DIRECTION
Look through the records below, and copy out every line that holds the string "University".

------------------------------------------------------------------------

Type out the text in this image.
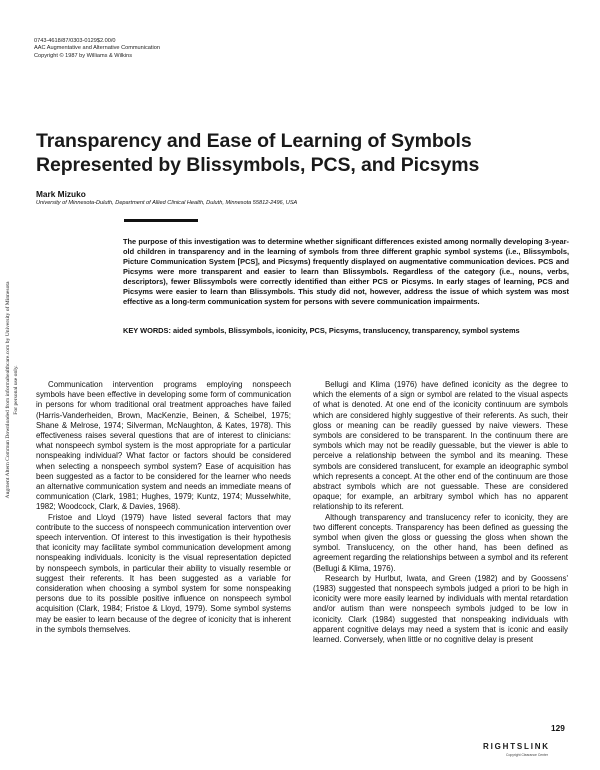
0743-4618/87/0303-0129$2.00/0
AAC Augmentative and Alternative Communication
Copyright © 1987 by Williams & Wilkins
Augment Altern Commun Downloaded from informahealthcare.com by University of Minnesota For personal use only.
Transparency and Ease of Learning of Symbols
Represented by Blissymbols, PCS, and Picsyms
Mark Mizuko
University of Minnesota-Duluth, Department of Allied Clinical Health, Duluth, Minnesota 55812-2496, USA

The purpose of this investigation was to determine whether significant differences existed among normally developing 3-year-old children in transparency and in the learning of symbols from three different graphic symbol systems (i.e., Blissymbols, Picture Communication System [PCS], and Picsyms) frequently displayed on augmentative communication devices. PCS and Picsyms were more transparent and easier to learn than Blissymbols. Regardless of the category (i.e., nouns, verbs, descriptors), fewer Blissymbols were correctly identified than either PCS or Picsyms. In early stages of learning, PCS and Picsyms were easier to learn than Blissymbols. This study did not, however, address the issue of which system was most effective as a long-term communication system for persons with severe communication impairments.

KEY WORDS: aided symbols, Blissymbols, iconicity, PCS, Picsyms, translucency, transparency, symbol systems

Communication intervention programs employing nonspeech symbols have been effective in developing some form of communication in persons for whom traditional oral treatment approaches have failed (Harris-Vanderheiden, Brown, MacKenzie, Beinen, & Scheibel, 1975; Shane & Melrose, 1974; Silverman, McNaughton, & Kates, 1978). This effectiveness raises several questions that are of interest to clinicians: what nonspeech symbol system is the most appropriate for a particular nonspeaking individual? What factor or factors should be considered when selecting a nonspeech symbol system? Ease of acquisition has been suggested as a factor to be considered for the learner who needs an alternative communication system and needs an immediate means of communication (Clark, 1981; Hughes, 1979; Kuntz, 1974; Musselwhite, 1982; Woodcock, Clark, & Davies, 1968).

Fristoe and Lloyd (1979) have listed several factors that may contribute to the success of nonspeech communication intervention over speech intervention. Of interest to this investigation is their hypothesis that iconicity may facilitate symbol communication development among nonspeaking individuals. Iconicity is the visual representation depicted by nonspeech symbols, in particular their ability to visually resemble or suggest their referents. It has been suggested as a variable for consideration when choosing a symbol system for some nonspeaking persons due to its possible positive influence on nonspeech symbol acquisition (Clark, 1984; Fristoe & Lloyd, 1979). Some symbol systems may be easier to learn because of the degree of iconicity that is inherent in the symbols themselves.

Bellugi and Klima (1976) have defined iconicity as the degree to which the elements of a sign or symbol are related to the visual aspects of what is denoted. At one end of the iconicity continuum are symbols which are considered highly suggestive of their referents. As such, their gloss or meaning can be readily guessed by naive viewers. These symbols are considered to be transparent. In the continuum there are symbols which may not be readily guessable, but the viewer is able to perceive a relationship between the symbol and its meaning. These symbols are considered translucent, for example an ideographic symbol which represents a concept. At the other end of the continuum are those abstract symbols which are not guessable. These are considered opaque; for example, an arbitrary symbol which has no apparent relationship to its referent.

Although transparency and translucency refer to iconicity, they are two different concepts. Transparency has been defined as guessing the symbol when given the gloss or guessing the gloss when shown the symbol. Translucency, on the other hand, has been defined as agreement regarding the relationships between a symbol and its referent (Bellugi & Klima, 1976).

Research by Hurlbut, Iwata, and Green (1982) and by Goossens' (1983) suggested that nonspeech symbols judged a priori to be high in iconicity were more easily learned by individuals with mental retardation and/or autism than were nonspeech symbols judged to be low in iconicity. Clark (1984) suggested that nonspeaking individuals with apparent cognitive delays may need a system that is iconic and easily learned. Conversely, when little or no cognitive delay is present

129
RIGHTSLINK
Copyright Clearance Center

------------------------------------------------------------------------

COMPLETE RESPONSE
Augment Altern Commun Downloaded from informahealthcare.com by University of Minnesota For personal use only.
University of Minnesota-Duluth, Department of Allied Clinical Health, Duluth, Minnesota 55812-2496, USA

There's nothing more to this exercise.